• _ITEMS_:
# # # # # # #

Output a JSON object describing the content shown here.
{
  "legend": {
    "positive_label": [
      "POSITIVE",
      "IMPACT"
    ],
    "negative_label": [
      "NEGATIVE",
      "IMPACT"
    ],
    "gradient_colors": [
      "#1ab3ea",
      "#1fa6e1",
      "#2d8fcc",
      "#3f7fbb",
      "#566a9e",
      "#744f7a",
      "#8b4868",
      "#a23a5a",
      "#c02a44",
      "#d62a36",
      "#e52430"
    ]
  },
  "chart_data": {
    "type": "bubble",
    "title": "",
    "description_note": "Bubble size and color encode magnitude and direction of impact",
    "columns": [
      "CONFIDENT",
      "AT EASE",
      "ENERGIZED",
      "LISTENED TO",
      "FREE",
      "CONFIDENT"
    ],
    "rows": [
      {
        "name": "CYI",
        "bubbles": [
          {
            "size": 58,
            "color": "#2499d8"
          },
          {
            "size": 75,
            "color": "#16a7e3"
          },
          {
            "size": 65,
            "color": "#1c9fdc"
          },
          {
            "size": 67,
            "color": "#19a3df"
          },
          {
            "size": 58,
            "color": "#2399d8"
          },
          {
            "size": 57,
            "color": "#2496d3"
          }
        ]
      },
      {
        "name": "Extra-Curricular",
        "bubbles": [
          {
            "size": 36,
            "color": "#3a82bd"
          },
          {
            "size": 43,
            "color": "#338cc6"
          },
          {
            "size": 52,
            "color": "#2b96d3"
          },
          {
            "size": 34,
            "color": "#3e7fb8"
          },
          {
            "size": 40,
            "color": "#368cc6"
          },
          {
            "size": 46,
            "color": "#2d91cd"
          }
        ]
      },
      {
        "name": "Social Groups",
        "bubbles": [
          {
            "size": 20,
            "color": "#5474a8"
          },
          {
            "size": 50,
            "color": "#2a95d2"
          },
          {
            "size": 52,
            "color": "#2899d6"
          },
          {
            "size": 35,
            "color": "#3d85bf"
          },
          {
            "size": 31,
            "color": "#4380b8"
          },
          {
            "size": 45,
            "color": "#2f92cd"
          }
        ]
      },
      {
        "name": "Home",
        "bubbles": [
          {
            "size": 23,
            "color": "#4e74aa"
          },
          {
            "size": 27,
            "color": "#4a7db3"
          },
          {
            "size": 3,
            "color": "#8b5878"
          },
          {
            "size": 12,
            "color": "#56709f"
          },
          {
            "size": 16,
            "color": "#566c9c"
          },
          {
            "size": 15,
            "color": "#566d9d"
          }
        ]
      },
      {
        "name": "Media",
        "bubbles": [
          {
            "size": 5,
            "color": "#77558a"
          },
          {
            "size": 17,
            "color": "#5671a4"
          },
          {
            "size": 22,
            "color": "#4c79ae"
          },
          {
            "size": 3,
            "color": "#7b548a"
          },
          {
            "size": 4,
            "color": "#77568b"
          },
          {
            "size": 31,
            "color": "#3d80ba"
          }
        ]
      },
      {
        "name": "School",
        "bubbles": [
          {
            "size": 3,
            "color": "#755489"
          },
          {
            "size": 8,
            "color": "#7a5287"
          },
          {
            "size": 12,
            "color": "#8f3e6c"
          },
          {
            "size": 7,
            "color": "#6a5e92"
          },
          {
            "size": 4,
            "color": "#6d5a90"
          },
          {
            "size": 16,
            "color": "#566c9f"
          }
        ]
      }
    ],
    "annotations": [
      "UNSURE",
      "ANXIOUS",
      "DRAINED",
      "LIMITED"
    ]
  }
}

# # # # # # #

• _WHAT THE TASK ASKS_:
Output all preceding records character for character.

• _WRITTEN SOLUTION_:
Output a JSON object describing the content shown here.
{
  "legend": {
    "positive_label": [
      "POSITIVE",
      "IMPACT"
    ],
    "negative_label": [
      "NEGATIVE",
      "IMPACT"
    ],
    "gradient_colors": [
      "#1ab3ea",
      "#1fa6e1",
      "#2d8fcc",
      "#3f7fbb",
      "#566a9e",
      "#744f7a",
      "#8b4868",
      "#a23a5a",
      "#c02a44",
      "#d62a36",
      "#e52430"
    ]
  },
  "chart_data": {
    "type": "bubble",
    "title": "",
    "description_note": "Bubble size and color encode magnitude and direction of impact",
    "columns": [
      "CONFIDENT",
      "AT EASE",
      "ENERGIZED",
      "LISTENED TO",
      "FREE",
      "CONFIDENT"
    ],
    "rows": [
      {
        "name": "CYI",
        "bubbles": [
          {
            "size": 58,
            "color": "#2499d8"
          },
          {
            "size": 75,
            "color": "#16a7e3"
          },
          {
            "size": 65,
            "color": "#1c9fdc"
          },
          {
            "size": 67,
            "color": "#19a3df"
          },
          {
            "size": 58,
            "color": "#2399d8"
          },
          {
            "size": 57,
            "color": "#2496d3"
          }
        ]
      },
      {
        "name": "Extra-Curricular",
        "bubbles": [
          {
            "size": 36,
            "color": "#3a82bd"
          },
          {
            "size": 43,
            "color": "#338cc6"
          },
          {
            "size": 52,
            "color": "#2b96d3"
          },
          {
            "size": 34,
            "color": "#3e7fb8"
          },
          {
            "size": 40,
            "color": "#368cc6"
          },
          {
            "size": 46,
            "color": "#2d91cd"
          }
        ]
      },
      {
        "name": "Social Groups",
        "bubbles": [
          {
            "size": 20,
            "color": "#5474a8"
          },
          {
            "size": 50,
            "color": "#2a95d2"
          },
          {
            "size": 52,
            "color": "#2899d6"
          },
          {
            "size": 35,
            "color": "#3d85bf"
          },
          {
            "size": 31,
            "color": "#4380b8"
          },
          {
            "size": 45,
            "color": "#2f92cd"
          }
        ]
      },
      {
        "name": "Home",
        "bubbles": [
          {
            "size": 23,
            "color": "#4e74aa"
          },
          {
            "size": 27,
            "color": "#4a7db3"
          },
          {
            "size": 3,
            "color": "#8b5878"
          },
          {
            "size": 12,
            "color": "#56709f"
          },
          {
            "size": 16,
            "color": "#566c9c"
          },
          {
            "size": 15,
            "color": "#566d9d"
          }
        ]
      },
      {
        "name": "Media",
        "bubbles": [
          {
            "size": 5,
            "color": "#77558a"
          },
          {
            "size": 17,
            "color": "#5671a4"
          },
          {
            "size": 22,
            "color": "#4c79ae"
          },
          {
            "size": 3,
            "color": "#7b548a"
          },
          {
            "size": 4,
            "color": "#77568b"
          },
          {
            "size": 31,
            "color": "#3d80ba"
          }
        ]
      },
      {
        "name": "School",
        "bubbles": [
          {
            "size": 3,
            "color": "#755489"
          },
          {
            "size": 8,
            "color": "#7a5287"
          },
          {
            "size": 12,
            "color": "#8f3e6c"
          },
          {
            "size": 7,
            "color": "#6a5e92"
          },
          {
            "size": 4,
            "color": "#6d5a90"
          },
          {
            "size": 16,
            "color": "#566c9f"
          }
        ]
      }
    ],
    "annotations": [
      "UNSURE",
      "ANXIOUS",
      "DRAINED",
      "LIMITED"
    ]
  }
}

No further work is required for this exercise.